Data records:

====

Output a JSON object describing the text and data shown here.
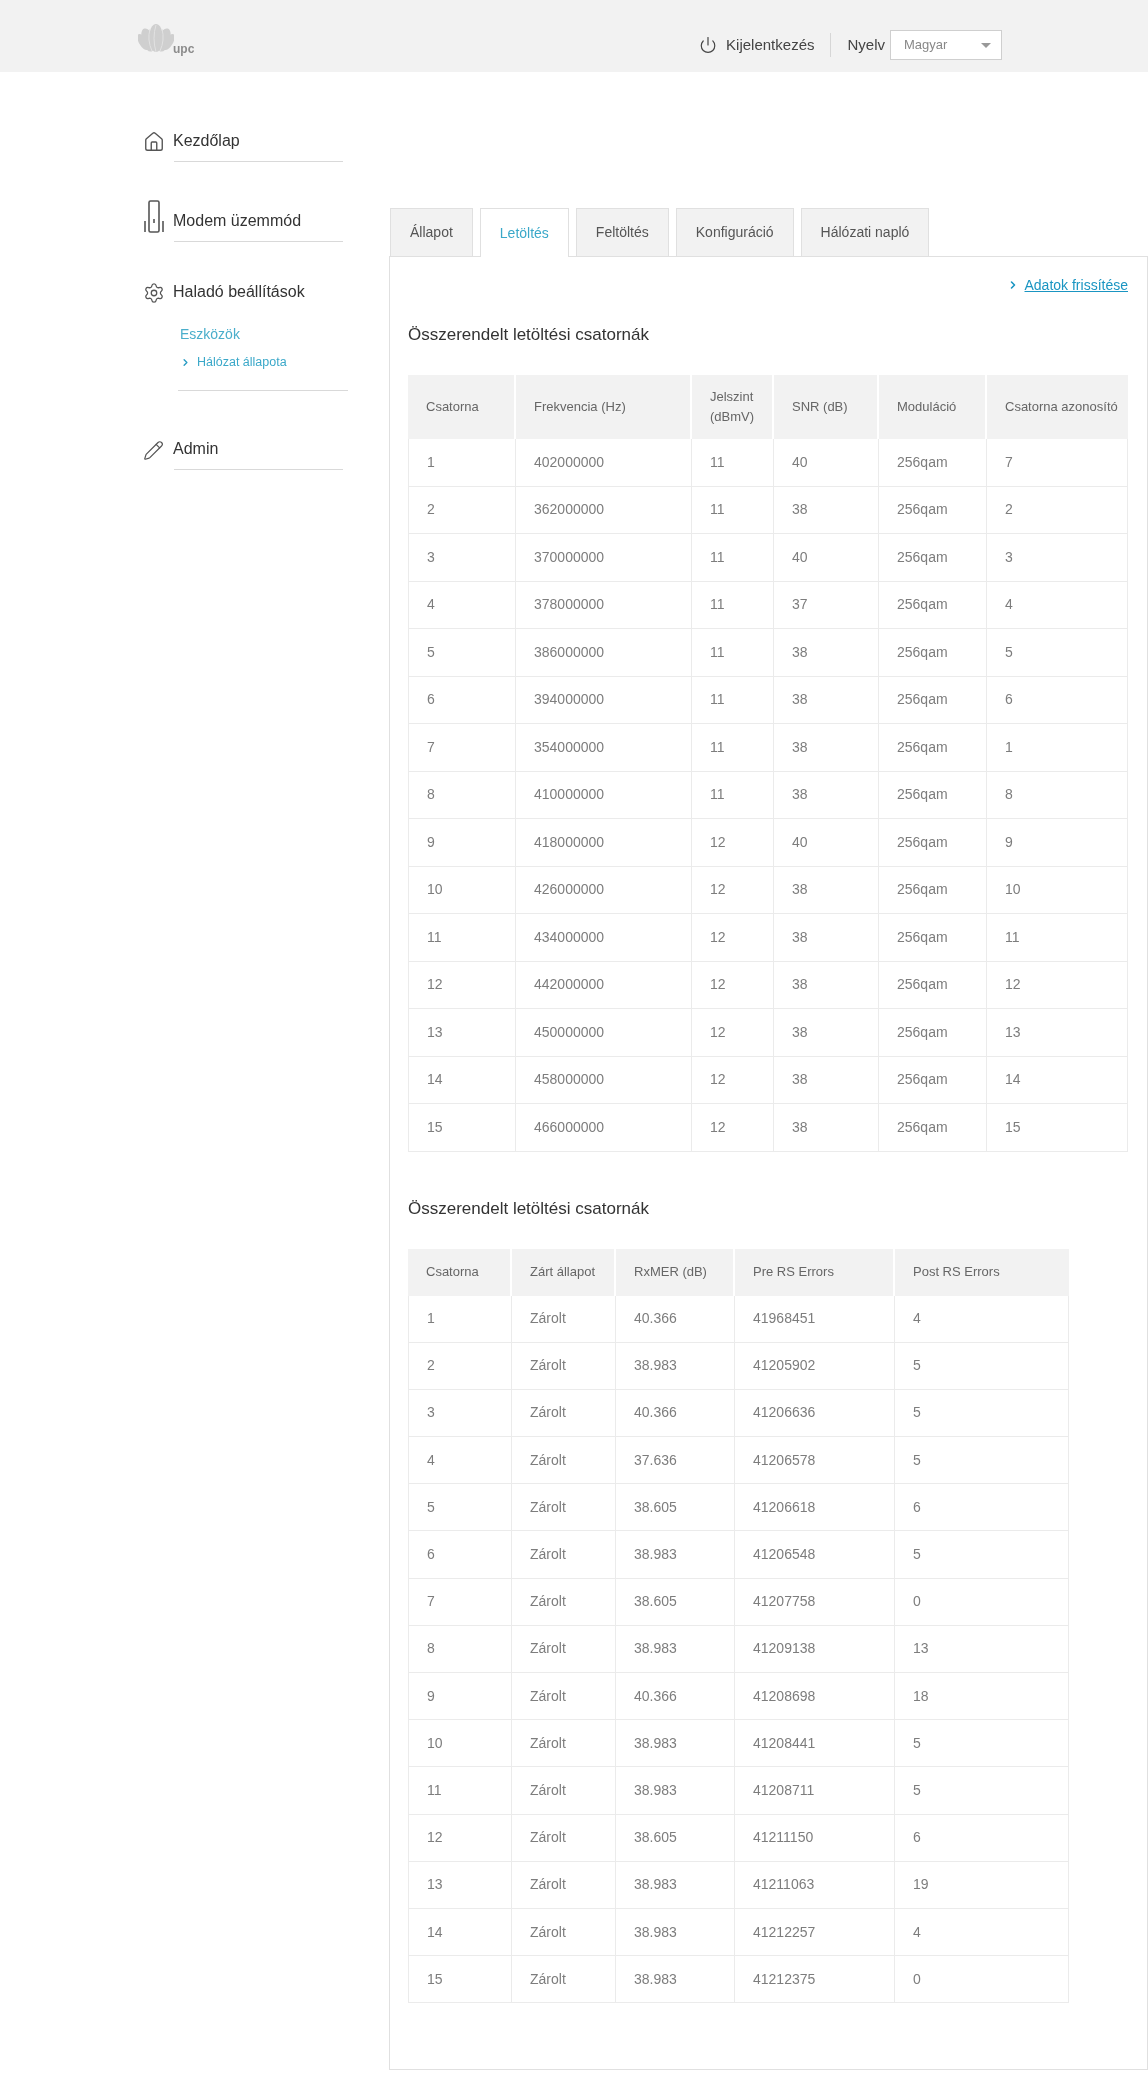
{
  "header": {
    "logo_text": "upc",
    "logout": "Kijelentkezés",
    "language_label": "Nyelv",
    "language_select": {
      "value": "Magyar"
    }
  },
  "sidebar": {
    "items": [
      {
        "label": "Kezdőlap"
      },
      {
        "label": "Modem üzemmód"
      },
      {
        "label": "Haladó beállítások",
        "children": [
          {
            "label": "Eszközök",
            "children": [
              {
                "label": "Hálózat állapota",
                "selected": true
              }
            ]
          }
        ]
      },
      {
        "label": "Admin"
      }
    ]
  },
  "panel": {
    "tabs": [
      {
        "label": "Állapot",
        "selected": false
      },
      {
        "label": "Letöltés",
        "selected": true
      },
      {
        "label": "Feltöltés",
        "selected": false
      },
      {
        "label": "Konfiguráció",
        "selected": false
      },
      {
        "label": "Hálózati napló",
        "selected": false
      }
    ],
    "refresh_link": "Adatok frissítése",
    "sections": [
      {
        "title": "Összerendelt letöltési csatornák",
        "table": {
          "columns": [
            "Csatorna",
            "Frekvencia (Hz)",
            "Jelszint (dBmV)",
            "SNR (dB)",
            "Moduláció",
            "Csatorna azonosító"
          ],
          "rows": [
            [
              "1",
              "402000000",
              "11",
              "40",
              "256qam",
              "7"
            ],
            [
              "2",
              "362000000",
              "11",
              "38",
              "256qam",
              "2"
            ],
            [
              "3",
              "370000000",
              "11",
              "40",
              "256qam",
              "3"
            ],
            [
              "4",
              "378000000",
              "11",
              "37",
              "256qam",
              "4"
            ],
            [
              "5",
              "386000000",
              "11",
              "38",
              "256qam",
              "5"
            ],
            [
              "6",
              "394000000",
              "11",
              "38",
              "256qam",
              "6"
            ],
            [
              "7",
              "354000000",
              "11",
              "38",
              "256qam",
              "1"
            ],
            [
              "8",
              "410000000",
              "11",
              "38",
              "256qam",
              "8"
            ],
            [
              "9",
              "418000000",
              "12",
              "40",
              "256qam",
              "9"
            ],
            [
              "10",
              "426000000",
              "12",
              "38",
              "256qam",
              "10"
            ],
            [
              "11",
              "434000000",
              "12",
              "38",
              "256qam",
              "11"
            ],
            [
              "12",
              "442000000",
              "12",
              "38",
              "256qam",
              "12"
            ],
            [
              "13",
              "450000000",
              "12",
              "38",
              "256qam",
              "13"
            ],
            [
              "14",
              "458000000",
              "12",
              "38",
              "256qam",
              "14"
            ],
            [
              "15",
              "466000000",
              "12",
              "38",
              "256qam",
              "15"
            ]
          ]
        }
      },
      {
        "title": "Összerendelt letöltési csatornák",
        "table": {
          "columns": [
            "Csatorna",
            "Zárt állapot",
            "RxMER (dB)",
            "Pre RS Errors",
            "Post RS Errors"
          ],
          "rows": [
            [
              "1",
              "Zárolt",
              "40.366",
              "41968451",
              "4"
            ],
            [
              "2",
              "Zárolt",
              "38.983",
              "41205902",
              "5"
            ],
            [
              "3",
              "Zárolt",
              "40.366",
              "41206636",
              "5"
            ],
            [
              "4",
              "Zárolt",
              "37.636",
              "41206578",
              "5"
            ],
            [
              "5",
              "Zárolt",
              "38.605",
              "41206618",
              "6"
            ],
            [
              "6",
              "Zárolt",
              "38.983",
              "41206548",
              "5"
            ],
            [
              "7",
              "Zárolt",
              "38.605",
              "41207758",
              "0"
            ],
            [
              "8",
              "Zárolt",
              "38.983",
              "41209138",
              "13"
            ],
            [
              "9",
              "Zárolt",
              "40.366",
              "41208698",
              "18"
            ],
            [
              "10",
              "Zárolt",
              "38.983",
              "41208441",
              "5"
            ],
            [
              "11",
              "Zárolt",
              "38.983",
              "41208711",
              "5"
            ],
            [
              "12",
              "Zárolt",
              "38.605",
              "41211150",
              "6"
            ],
            [
              "13",
              "Zárolt",
              "38.983",
              "41211063",
              "19"
            ],
            [
              "14",
              "Zárolt",
              "38.983",
              "41212257",
              "4"
            ],
            [
              "15",
              "Zárolt",
              "38.983",
              "41212375",
              "0"
            ]
          ]
        }
      }
    ]
  }
}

====

Give back every line exactly as it stands, pictures excluded.

Output a JSON object describing the text and data shown here.
{
  "header": {
    "logo_text": "upc",
    "logout": "Kijelentkezés",
    "language_label": "Nyelv",
    "language_select": {
      "value": "Magyar"
    }
  },
  "sidebar": {
    "items": [
      {
        "label": "Kezdőlap"
      },
      {
        "label": "Modem üzemmód"
      },
      {
        "label": "Haladó beállítások",
        "children": [
          {
            "label": "Eszközök",
            "children": [
              {
                "label": "Hálózat állapota",
                "selected": true
              }
            ]
          }
        ]
      },
      {
        "label": "Admin"
      }
    ]
  },
  "panel": {
    "tabs": [
      {
        "label": "Állapot",
        "selected": false
      },
      {
        "label": "Letöltés",
        "selected": true
      },
      {
        "label": "Feltöltés",
        "selected": false
      },
      {
        "label": "Konfiguráció",
        "selected": false
      },
      {
        "label": "Hálózati napló",
        "selected": false
      }
    ],
    "refresh_link": "Adatok frissítése",
    "sections": [
      {
        "title": "Összerendelt letöltési csatornák",
        "table": {
          "columns": [
            "Csatorna",
            "Frekvencia (Hz)",
            "Jelszint (dBmV)",
            "SNR (dB)",
            "Moduláció",
            "Csatorna azonosító"
          ],
          "rows": [
            [
              "1",
              "402000000",
              "11",
              "40",
              "256qam",
              "7"
            ],
            [
              "2",
              "362000000",
              "11",
              "38",
              "256qam",
              "2"
            ],
            [
              "3",
              "370000000",
              "11",
              "40",
              "256qam",
              "3"
            ],
            [
              "4",
              "378000000",
              "11",
              "37",
              "256qam",
              "4"
            ],
            [
              "5",
              "386000000",
              "11",
              "38",
              "256qam",
              "5"
            ],
            [
              "6",
              "394000000",
              "11",
              "38",
              "256qam",
              "6"
            ],
            [
              "7",
              "354000000",
              "11",
              "38",
              "256qam",
              "1"
            ],
            [
              "8",
              "410000000",
              "11",
              "38",
              "256qam",
              "8"
            ],
            [
              "9",
              "418000000",
              "12",
              "40",
              "256qam",
              "9"
            ],
            [
              "10",
              "426000000",
              "12",
              "38",
              "256qam",
              "10"
            ],
            [
              "11",
              "434000000",
              "12",
              "38",
              "256qam",
              "11"
            ],
            [
              "12",
              "442000000",
              "12",
              "38",
              "256qam",
              "12"
            ],
            [
              "13",
              "450000000",
              "12",
              "38",
              "256qam",
              "13"
            ],
            [
              "14",
              "458000000",
              "12",
              "38",
              "256qam",
              "14"
            ],
            [
              "15",
              "466000000",
              "12",
              "38",
              "256qam",
              "15"
            ]
          ]
        }
      },
      {
        "title": "Összerendelt letöltési csatornák",
        "table": {
          "columns": [
            "Csatorna",
            "Zárt állapot",
            "RxMER (dB)",
            "Pre RS Errors",
            "Post RS Errors"
          ],
          "rows": [
            [
              "1",
              "Zárolt",
              "40.366",
              "41968451",
              "4"
            ],
            [
              "2",
              "Zárolt",
              "38.983",
              "41205902",
              "5"
            ],
            [
              "3",
              "Zárolt",
              "40.366",
              "41206636",
              "5"
            ],
            [
              "4",
              "Zárolt",
              "37.636",
              "41206578",
              "5"
            ],
            [
              "5",
              "Zárolt",
              "38.605",
              "41206618",
              "6"
            ],
            [
              "6",
              "Zárolt",
              "38.983",
              "41206548",
              "5"
            ],
            [
              "7",
              "Zárolt",
              "38.605",
              "41207758",
              "0"
            ],
            [
              "8",
              "Zárolt",
              "38.983",
              "41209138",
              "13"
            ],
            [
              "9",
              "Zárolt",
              "40.366",
              "41208698",
              "18"
            ],
            [
              "10",
              "Zárolt",
              "38.983",
              "41208441",
              "5"
            ],
            [
              "11",
              "Zárolt",
              "38.983",
              "41208711",
              "5"
            ],
            [
              "12",
              "Zárolt",
              "38.605",
              "41211150",
              "6"
            ],
            [
              "13",
              "Zárolt",
              "38.983",
              "41211063",
              "19"
            ],
            [
              "14",
              "Zárolt",
              "38.983",
              "41212257",
              "4"
            ],
            [
              "15",
              "Zárolt",
              "38.983",
              "41212375",
              "0"
            ]
          ]
        }
      }
    ]
  }
}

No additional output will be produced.